» Task requirements
Each line that holds the word "phase" counts once. Give the total number of such lines and nothing else.

======

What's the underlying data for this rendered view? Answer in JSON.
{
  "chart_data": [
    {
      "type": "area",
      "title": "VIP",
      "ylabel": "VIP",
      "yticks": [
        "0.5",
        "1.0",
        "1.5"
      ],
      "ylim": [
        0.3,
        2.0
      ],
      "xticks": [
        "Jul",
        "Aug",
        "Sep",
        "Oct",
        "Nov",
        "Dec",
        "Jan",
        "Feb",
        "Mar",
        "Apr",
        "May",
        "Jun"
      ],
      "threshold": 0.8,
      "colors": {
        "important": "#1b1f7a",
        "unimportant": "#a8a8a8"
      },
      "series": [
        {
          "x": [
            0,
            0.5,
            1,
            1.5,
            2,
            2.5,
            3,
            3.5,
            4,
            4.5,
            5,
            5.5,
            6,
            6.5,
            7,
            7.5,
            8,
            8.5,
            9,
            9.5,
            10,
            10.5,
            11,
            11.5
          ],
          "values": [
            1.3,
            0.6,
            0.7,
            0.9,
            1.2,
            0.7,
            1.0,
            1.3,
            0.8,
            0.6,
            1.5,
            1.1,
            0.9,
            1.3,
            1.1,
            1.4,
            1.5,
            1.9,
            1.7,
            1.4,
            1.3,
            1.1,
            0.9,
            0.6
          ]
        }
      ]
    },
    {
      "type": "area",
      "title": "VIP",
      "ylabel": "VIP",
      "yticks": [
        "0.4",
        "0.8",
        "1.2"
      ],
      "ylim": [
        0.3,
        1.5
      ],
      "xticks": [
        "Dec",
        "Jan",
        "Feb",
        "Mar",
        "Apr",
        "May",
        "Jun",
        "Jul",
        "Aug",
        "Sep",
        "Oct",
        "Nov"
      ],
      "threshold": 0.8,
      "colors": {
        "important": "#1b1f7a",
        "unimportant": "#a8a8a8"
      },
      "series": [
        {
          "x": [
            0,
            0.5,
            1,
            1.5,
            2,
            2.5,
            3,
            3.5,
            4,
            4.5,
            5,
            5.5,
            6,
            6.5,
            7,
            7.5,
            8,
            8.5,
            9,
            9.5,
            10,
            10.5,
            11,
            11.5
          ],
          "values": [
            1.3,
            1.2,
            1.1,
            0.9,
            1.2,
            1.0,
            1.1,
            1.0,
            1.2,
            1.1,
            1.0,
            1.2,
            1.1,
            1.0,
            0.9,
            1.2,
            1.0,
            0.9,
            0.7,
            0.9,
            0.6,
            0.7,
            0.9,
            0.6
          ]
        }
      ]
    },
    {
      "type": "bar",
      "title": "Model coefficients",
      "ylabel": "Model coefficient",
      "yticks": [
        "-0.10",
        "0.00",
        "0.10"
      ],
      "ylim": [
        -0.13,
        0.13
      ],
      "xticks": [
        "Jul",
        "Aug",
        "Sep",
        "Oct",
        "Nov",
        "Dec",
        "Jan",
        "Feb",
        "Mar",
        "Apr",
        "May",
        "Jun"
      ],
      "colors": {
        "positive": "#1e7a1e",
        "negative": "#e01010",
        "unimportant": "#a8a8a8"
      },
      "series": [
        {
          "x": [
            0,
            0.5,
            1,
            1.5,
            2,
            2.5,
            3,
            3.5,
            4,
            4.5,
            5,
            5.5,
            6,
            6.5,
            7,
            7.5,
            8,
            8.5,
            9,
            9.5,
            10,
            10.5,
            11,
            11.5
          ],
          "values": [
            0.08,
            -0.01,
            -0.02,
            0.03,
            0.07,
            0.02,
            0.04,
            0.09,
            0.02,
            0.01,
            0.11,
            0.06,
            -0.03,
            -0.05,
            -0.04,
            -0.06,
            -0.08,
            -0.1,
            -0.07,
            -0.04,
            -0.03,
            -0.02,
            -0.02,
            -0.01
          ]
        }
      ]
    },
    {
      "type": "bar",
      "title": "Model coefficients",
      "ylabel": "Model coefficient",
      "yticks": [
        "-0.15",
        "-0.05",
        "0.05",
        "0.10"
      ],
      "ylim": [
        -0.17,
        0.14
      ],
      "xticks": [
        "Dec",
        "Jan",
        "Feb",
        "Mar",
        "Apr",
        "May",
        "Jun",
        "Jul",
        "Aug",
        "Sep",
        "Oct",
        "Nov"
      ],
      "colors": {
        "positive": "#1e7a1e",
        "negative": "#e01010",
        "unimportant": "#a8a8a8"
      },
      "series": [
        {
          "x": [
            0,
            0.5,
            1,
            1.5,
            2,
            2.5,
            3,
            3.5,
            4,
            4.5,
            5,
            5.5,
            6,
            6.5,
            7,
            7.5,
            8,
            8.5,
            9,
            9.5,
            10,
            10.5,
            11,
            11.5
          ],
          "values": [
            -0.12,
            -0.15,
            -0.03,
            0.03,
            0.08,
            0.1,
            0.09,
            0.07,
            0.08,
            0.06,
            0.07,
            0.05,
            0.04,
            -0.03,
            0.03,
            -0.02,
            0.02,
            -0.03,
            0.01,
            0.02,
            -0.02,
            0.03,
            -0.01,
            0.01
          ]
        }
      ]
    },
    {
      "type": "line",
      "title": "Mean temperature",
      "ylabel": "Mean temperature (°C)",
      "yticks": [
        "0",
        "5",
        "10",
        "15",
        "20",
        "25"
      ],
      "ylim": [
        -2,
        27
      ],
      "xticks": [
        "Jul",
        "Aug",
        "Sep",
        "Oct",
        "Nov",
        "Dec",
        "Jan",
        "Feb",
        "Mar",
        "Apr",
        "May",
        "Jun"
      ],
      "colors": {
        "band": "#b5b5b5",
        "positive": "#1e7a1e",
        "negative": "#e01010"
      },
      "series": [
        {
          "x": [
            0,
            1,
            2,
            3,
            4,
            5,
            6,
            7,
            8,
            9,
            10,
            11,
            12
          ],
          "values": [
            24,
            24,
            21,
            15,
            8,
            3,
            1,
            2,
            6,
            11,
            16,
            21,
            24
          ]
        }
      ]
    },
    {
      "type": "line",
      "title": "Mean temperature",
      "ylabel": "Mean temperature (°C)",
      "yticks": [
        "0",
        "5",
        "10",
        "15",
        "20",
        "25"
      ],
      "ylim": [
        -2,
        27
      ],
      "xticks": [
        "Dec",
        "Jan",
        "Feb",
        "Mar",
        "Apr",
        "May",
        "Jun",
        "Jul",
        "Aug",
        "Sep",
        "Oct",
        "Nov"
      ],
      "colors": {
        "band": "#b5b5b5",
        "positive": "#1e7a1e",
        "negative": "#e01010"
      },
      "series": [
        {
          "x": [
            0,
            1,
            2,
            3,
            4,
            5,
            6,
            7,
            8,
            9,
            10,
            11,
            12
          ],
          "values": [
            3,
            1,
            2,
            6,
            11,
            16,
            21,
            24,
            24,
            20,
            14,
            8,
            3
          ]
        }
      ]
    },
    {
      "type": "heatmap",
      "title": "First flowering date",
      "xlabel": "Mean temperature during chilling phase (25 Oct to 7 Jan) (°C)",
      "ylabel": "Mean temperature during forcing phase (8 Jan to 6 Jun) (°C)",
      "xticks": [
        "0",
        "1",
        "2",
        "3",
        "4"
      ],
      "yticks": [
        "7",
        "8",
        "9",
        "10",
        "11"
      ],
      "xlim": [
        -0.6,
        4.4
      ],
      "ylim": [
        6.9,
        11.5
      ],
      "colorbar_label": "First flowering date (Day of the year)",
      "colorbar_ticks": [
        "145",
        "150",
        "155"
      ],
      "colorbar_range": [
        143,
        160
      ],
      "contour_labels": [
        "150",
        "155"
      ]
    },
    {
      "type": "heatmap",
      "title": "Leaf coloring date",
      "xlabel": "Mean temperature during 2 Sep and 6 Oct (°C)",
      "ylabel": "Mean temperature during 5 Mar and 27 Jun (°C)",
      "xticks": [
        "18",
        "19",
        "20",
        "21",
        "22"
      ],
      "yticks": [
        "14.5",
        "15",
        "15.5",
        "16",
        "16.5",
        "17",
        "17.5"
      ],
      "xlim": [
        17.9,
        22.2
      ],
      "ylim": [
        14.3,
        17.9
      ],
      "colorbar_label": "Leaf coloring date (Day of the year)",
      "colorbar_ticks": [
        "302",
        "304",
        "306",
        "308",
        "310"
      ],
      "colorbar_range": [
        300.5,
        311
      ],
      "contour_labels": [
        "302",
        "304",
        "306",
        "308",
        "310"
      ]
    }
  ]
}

======

» Correct result
2